- **REQUEST**
Copy the data below exactly.

- **GIVEN RECORDS**
##########

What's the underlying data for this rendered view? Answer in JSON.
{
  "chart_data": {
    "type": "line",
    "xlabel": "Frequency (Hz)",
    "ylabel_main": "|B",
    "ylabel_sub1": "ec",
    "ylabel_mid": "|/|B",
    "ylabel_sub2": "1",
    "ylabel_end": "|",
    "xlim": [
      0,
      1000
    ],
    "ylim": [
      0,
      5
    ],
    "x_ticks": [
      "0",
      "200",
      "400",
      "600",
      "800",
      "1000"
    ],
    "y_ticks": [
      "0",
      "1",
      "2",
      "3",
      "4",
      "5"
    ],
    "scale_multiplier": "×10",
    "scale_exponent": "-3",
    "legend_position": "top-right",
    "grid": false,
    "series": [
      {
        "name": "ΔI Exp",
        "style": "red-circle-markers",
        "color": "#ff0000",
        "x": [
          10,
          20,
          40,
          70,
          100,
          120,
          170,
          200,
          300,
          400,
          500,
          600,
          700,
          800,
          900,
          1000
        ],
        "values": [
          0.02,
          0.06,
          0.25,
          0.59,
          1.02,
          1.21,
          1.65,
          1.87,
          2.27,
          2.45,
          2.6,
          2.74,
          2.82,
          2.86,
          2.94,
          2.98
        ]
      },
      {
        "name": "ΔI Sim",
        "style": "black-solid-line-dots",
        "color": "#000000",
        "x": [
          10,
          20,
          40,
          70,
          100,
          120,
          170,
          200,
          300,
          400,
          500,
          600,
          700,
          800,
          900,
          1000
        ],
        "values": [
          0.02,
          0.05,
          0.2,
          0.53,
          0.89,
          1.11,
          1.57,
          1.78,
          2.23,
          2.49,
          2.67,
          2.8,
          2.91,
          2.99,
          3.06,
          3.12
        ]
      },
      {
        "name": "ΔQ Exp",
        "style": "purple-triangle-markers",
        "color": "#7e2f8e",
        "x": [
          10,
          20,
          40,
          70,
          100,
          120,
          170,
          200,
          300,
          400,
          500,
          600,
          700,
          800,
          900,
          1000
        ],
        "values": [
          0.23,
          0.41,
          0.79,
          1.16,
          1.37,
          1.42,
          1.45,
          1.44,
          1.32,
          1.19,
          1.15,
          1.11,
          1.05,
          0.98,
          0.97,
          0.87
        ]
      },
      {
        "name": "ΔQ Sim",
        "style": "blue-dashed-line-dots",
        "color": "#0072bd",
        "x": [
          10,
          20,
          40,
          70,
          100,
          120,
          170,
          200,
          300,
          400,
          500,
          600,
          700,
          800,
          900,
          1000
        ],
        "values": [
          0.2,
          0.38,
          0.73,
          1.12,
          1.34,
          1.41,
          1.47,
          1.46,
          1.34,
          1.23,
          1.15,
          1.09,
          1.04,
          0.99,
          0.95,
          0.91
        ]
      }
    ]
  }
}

##########

- **SOLUTION TO THIS EXERCISE**
What's the underlying data for this rendered view? Answer in JSON.
{
  "chart_data": {
    "type": "line",
    "xlabel": "Frequency (Hz)",
    "ylabel_main": "|B",
    "ylabel_sub1": "ec",
    "ylabel_mid": "|/|B",
    "ylabel_sub2": "1",
    "ylabel_end": "|",
    "xlim": [
      0,
      1000
    ],
    "ylim": [
      0,
      5
    ],
    "x_ticks": [
      "0",
      "200",
      "400",
      "600",
      "800",
      "1000"
    ],
    "y_ticks": [
      "0",
      "1",
      "2",
      "3",
      "4",
      "5"
    ],
    "scale_multiplier": "×10",
    "scale_exponent": "-3",
    "legend_position": "top-right",
    "grid": false,
    "series": [
      {
        "name": "ΔI Exp",
        "style": "red-circle-markers",
        "color": "#ff0000",
        "x": [
          10,
          20,
          40,
          70,
          100,
          120,
          170,
          200,
          300,
          400,
          500,
          600,
          700,
          800,
          900,
          1000
        ],
        "values": [
          0.02,
          0.06,
          0.25,
          0.59,
          1.02,
          1.21,
          1.65,
          1.87,
          2.27,
          2.45,
          2.6,
          2.74,
          2.82,
          2.86,
          2.94,
          2.98
        ]
      },
      {
        "name": "ΔI Sim",
        "style": "black-solid-line-dots",
        "color": "#000000",
        "x": [
          10,
          20,
          40,
          70,
          100,
          120,
          170,
          200,
          300,
          400,
          500,
          600,
          700,
          800,
          900,
          1000
        ],
        "values": [
          0.02,
          0.05,
          0.2,
          0.53,
          0.89,
          1.11,
          1.57,
          1.78,
          2.23,
          2.49,
          2.67,
          2.8,
          2.91,
          2.99,
          3.06,
          3.12
        ]
      },
      {
        "name": "ΔQ Exp",
        "style": "purple-triangle-markers",
        "color": "#7e2f8e",
        "x": [
          10,
          20,
          40,
          70,
          100,
          120,
          170,
          200,
          300,
          400,
          500,
          600,
          700,
          800,
          900,
          1000
        ],
        "values": [
          0.23,
          0.41,
          0.79,
          1.16,
          1.37,
          1.42,
          1.45,
          1.44,
          1.32,
          1.19,
          1.15,
          1.11,
          1.05,
          0.98,
          0.97,
          0.87
        ]
      },
      {
        "name": "ΔQ Sim",
        "style": "blue-dashed-line-dots",
        "color": "#0072bd",
        "x": [
          10,
          20,
          40,
          70,
          100,
          120,
          170,
          200,
          300,
          400,
          500,
          600,
          700,
          800,
          900,
          1000
        ],
        "values": [
          0.2,
          0.38,
          0.73,
          1.12,
          1.34,
          1.41,
          1.47,
          1.46,
          1.34,
          1.23,
          1.15,
          1.09,
          1.04,
          0.99,
          0.95,
          0.91
        ]
      }
    ]
  }
}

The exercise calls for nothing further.